## Supplied passage
■ ■ ■ ■ ■

Defunct mobile browser

Nokia Xpress (also called Xpress Browser) is a discontinued mobile browser developed by Nokia and supported by Microsoft until the end of 2015. It came loaded by default with Series 40, Asha Platform and Nokia X Software Platform. It uses the Gecko rendering engine. On Nokia feature phones it was replaced by Opera browser in early 2015.

==About==
Nokia Xpress Browser uses intermediate Nokia proxy servers to optimize web pages based on the capabilities and screen size of the device. The proxy servers also compress data to reduce data transmission charges for the mobile user. The browser was released for Lumia devices in 2012.

==Privacy==
Like the Opera Mini, the Nokia Xpress browser decrypts and compresses HTTPS traffic, routing it through Nokia's own servers. This practice seeks to provide faster browsing for users of feature phones and smartphones with lower processing power (and thus lower bills for less mobile data usage). However, as pointed out by researcher Gaurang K. Pandya, this raises serious privacy concerns, because Nokia is essentially "performing Man In The Middle Attack for sensitive HTTPS traffic" and temporarily decrypting user data—which could be sensitive financial information, passwords. The company admitted to the technical details, but stated, "Claims that we would access complete unencrypted information are inaccurate". GigaOm criticized Nokia, which, unlike the Opera Mini, has failed to make it clear that HTTPS traffic will be decrypted during transit. It recommended that Nokia learn from Amazon's Silk browser, which leaves HTTPS traffic unperturbed.

■ ■ ■ ■ ■

Can you return the entire Nokia Xpress passage word for word, with nothing changed? The lines that come next have nothing to do with the Nokia Xpress passage.

## Provided material
■ ■ ■ ■ ■

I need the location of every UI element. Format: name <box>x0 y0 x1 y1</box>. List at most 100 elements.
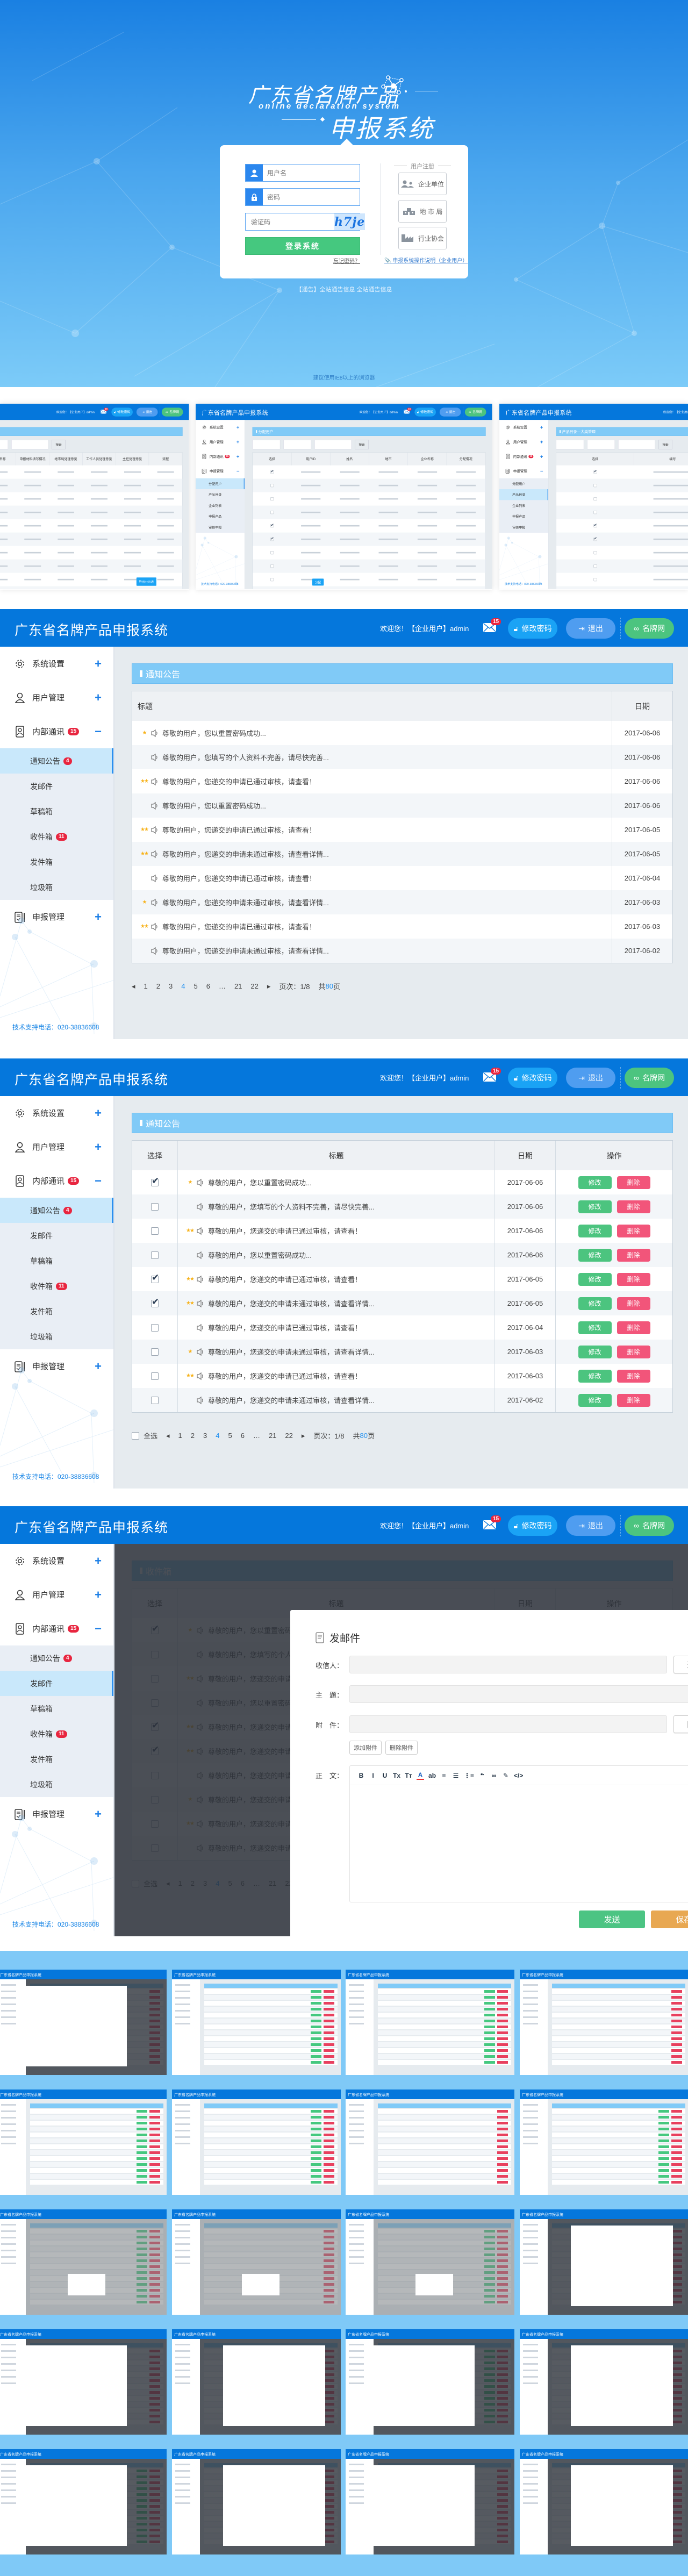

■ ■ ■ ■ ■

## Solution for this task
Defunct mobile browser

Nokia Xpress (also called Xpress Browser) is a discontinued mobile browser developed by Nokia and supported by Microsoft until the end of 2015. It came loaded by default with Series 40, Asha Platform and Nokia X Software Platform. It uses the Gecko rendering engine. On Nokia feature phones it was replaced by Opera browser in early 2015.

==About==
Nokia Xpress Browser uses intermediate Nokia proxy servers to optimize web pages based on the capabilities and screen size of the device. The proxy servers also compress data to reduce data transmission charges for the mobile user. The browser was released for Lumia devices in 2012.

==Privacy==
Like the Opera Mini, the Nokia Xpress browser decrypts and compresses HTTPS traffic, routing it through Nokia's own servers. This practice seeks to provide faster browsing for users of feature phones and smartphones with lower processing power (and thus lower bills for less mobile data usage). However, as pointed out by researcher Gaurang K. Pandya, this raises serious privacy concerns, because Nokia is essentially "performing Man In The Middle Attack for sensitive HTTPS traffic" and temporarily decrypting user data—which could be sensitive financial information, passwords. The company admitted to the technical details, but stated, "Claims that we would access complete unencrypted information are inaccurate". GigaOm criticized Nokia, which, unlike the Opera Mini, has failed to make it clear that HTTPS traffic will be decrypted during transit. It recommended that Nokia learn from Amazon's Silk browser, which leaves HTTPS traffic unperturbed.